Challenge:
Find all lines in the records that include the word "rozbiórek", and copy them out.

Records for this task:

◇ ◇ ◇ ◇ ◇

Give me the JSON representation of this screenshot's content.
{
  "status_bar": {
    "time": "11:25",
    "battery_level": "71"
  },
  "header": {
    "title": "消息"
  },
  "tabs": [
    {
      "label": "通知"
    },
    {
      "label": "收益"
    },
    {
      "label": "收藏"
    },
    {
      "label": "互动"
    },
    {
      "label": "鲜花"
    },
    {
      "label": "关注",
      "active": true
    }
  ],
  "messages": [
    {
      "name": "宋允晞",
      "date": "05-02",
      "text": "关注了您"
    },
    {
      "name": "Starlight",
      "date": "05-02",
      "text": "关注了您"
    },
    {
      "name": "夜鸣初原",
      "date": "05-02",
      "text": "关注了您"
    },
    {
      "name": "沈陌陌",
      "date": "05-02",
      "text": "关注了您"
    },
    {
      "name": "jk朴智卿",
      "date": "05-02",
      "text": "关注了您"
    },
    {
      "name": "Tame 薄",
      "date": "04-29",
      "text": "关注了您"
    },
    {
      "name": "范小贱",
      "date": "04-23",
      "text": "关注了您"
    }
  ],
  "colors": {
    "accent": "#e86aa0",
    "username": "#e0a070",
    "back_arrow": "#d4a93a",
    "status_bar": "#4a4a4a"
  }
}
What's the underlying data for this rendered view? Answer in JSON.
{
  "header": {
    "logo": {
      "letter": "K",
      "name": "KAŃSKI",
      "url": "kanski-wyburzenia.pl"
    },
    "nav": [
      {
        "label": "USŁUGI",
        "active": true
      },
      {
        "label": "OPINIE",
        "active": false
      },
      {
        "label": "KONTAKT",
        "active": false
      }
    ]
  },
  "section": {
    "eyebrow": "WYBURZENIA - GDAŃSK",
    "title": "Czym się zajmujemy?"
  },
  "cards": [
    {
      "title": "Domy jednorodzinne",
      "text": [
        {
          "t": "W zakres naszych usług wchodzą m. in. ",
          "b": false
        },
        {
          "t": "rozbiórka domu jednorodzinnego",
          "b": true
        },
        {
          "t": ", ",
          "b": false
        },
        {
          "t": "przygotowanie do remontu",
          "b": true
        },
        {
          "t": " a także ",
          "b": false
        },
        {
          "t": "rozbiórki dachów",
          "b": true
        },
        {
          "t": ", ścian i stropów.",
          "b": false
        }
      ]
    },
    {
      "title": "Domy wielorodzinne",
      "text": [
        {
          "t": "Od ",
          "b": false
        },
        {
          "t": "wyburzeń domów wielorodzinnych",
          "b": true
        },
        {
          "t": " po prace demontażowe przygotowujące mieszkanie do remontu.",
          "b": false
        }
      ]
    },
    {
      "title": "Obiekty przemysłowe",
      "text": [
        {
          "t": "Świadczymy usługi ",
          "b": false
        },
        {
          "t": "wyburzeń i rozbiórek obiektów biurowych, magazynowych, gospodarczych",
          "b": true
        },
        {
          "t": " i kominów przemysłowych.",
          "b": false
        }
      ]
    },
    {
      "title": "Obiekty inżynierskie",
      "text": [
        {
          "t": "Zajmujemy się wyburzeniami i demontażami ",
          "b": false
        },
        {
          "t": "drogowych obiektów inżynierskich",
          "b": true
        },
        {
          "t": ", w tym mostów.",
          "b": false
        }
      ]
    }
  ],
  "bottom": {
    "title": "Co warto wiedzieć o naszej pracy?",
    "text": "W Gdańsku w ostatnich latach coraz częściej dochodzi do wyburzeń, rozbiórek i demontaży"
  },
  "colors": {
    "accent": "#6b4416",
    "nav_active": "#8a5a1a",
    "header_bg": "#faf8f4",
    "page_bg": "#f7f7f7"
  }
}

◇ ◇ ◇ ◇ ◇

Solution below:
          "t": "wyburzeń i rozbiórek obiektów biurowych, magazynowych, gospodarczych",
    "text": "W Gdańsku w ostatnich latach coraz częściej dochodzi do wyburzeń, rozbiórek i demontaży"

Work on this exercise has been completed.